Dataset records

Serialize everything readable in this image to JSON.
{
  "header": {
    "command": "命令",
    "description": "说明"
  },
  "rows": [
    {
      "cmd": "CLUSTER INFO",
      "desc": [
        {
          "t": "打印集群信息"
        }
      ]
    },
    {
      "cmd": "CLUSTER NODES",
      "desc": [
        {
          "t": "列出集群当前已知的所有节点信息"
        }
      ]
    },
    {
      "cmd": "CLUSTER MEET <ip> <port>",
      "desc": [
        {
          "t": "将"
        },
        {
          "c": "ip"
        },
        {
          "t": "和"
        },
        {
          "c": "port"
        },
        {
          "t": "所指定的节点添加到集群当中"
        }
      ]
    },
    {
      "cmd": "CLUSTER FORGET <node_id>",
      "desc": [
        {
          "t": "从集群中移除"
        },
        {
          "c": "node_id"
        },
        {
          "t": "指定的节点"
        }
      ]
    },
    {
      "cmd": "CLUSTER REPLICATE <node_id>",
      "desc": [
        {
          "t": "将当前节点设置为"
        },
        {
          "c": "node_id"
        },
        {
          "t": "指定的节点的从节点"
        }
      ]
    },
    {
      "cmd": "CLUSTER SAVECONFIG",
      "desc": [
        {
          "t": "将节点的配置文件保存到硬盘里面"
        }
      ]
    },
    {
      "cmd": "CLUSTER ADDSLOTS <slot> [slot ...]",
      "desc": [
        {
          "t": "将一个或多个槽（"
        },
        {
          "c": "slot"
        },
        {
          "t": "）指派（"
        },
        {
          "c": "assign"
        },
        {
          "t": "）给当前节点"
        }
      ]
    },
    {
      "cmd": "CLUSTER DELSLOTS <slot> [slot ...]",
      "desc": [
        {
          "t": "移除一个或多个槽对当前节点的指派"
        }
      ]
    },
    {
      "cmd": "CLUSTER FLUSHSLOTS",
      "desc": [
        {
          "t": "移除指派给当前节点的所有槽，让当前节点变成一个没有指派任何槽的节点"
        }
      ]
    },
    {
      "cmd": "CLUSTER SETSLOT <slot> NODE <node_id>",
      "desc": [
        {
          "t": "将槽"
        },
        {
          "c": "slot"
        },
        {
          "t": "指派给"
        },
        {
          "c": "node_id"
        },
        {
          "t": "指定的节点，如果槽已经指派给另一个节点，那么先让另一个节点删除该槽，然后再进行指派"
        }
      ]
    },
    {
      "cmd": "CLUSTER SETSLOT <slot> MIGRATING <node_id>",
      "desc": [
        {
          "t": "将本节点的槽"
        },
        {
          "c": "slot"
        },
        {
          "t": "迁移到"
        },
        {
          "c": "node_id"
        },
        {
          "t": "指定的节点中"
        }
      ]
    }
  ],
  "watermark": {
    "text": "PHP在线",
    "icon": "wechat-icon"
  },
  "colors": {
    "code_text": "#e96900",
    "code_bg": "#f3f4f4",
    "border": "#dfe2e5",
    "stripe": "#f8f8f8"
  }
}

* * *

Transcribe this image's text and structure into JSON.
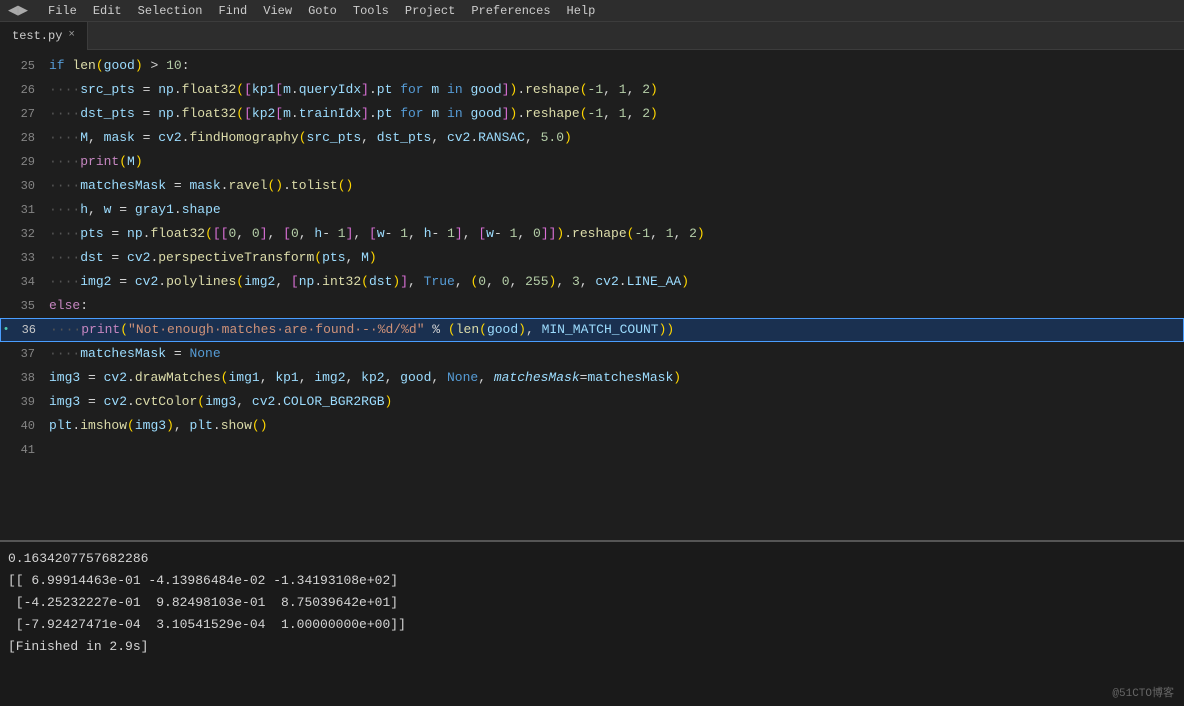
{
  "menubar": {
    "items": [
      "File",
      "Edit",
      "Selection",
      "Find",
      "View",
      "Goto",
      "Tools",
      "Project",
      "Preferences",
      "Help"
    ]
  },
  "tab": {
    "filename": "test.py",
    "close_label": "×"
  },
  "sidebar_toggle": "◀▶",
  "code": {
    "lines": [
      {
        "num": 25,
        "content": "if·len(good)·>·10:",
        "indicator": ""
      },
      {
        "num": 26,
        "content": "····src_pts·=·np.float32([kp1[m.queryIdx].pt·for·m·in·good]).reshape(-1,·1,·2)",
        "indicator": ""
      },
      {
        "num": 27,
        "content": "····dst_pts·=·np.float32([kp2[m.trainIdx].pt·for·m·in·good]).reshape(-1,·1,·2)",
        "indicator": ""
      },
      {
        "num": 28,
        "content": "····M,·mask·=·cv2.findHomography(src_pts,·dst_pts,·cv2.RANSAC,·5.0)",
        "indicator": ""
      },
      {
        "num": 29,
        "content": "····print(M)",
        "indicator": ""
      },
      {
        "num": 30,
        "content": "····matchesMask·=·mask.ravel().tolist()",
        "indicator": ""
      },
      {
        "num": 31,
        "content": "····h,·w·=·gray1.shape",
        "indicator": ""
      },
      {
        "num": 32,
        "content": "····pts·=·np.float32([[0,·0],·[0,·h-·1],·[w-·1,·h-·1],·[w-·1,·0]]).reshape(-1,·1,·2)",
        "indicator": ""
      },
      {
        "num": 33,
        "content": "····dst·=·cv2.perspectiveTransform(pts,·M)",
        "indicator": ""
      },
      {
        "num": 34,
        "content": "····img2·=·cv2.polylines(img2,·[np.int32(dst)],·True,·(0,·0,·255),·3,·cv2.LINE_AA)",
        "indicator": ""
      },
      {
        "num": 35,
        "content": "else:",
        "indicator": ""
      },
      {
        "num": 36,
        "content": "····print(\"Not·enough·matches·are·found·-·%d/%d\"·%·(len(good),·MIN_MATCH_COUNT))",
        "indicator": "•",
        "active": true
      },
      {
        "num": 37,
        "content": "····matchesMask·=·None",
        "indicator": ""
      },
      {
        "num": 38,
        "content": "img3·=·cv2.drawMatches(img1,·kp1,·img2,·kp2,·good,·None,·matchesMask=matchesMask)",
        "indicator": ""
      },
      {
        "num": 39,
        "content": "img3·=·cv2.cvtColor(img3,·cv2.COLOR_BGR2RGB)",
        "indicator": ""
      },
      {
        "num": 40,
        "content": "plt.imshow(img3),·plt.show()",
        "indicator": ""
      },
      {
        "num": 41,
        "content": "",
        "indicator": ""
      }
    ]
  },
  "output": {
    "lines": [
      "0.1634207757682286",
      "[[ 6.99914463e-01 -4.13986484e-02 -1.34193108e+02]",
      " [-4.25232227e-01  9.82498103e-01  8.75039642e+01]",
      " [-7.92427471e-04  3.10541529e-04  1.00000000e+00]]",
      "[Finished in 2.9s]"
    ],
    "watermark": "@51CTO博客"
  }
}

◆ Exercise objective
Within the material above, find the lines that contain the word "matchesMask"; copy them.

◆ Reply to the exercise
        "content": "····matchesMask·=·mask.ravel().tolist()",
        "content": "····matchesMask·=·None",
        "content": "img3·=·cv2.drawMatches(img1,·kp1,·img2,·kp2,·good,·None,·matchesMask=matchesMask)",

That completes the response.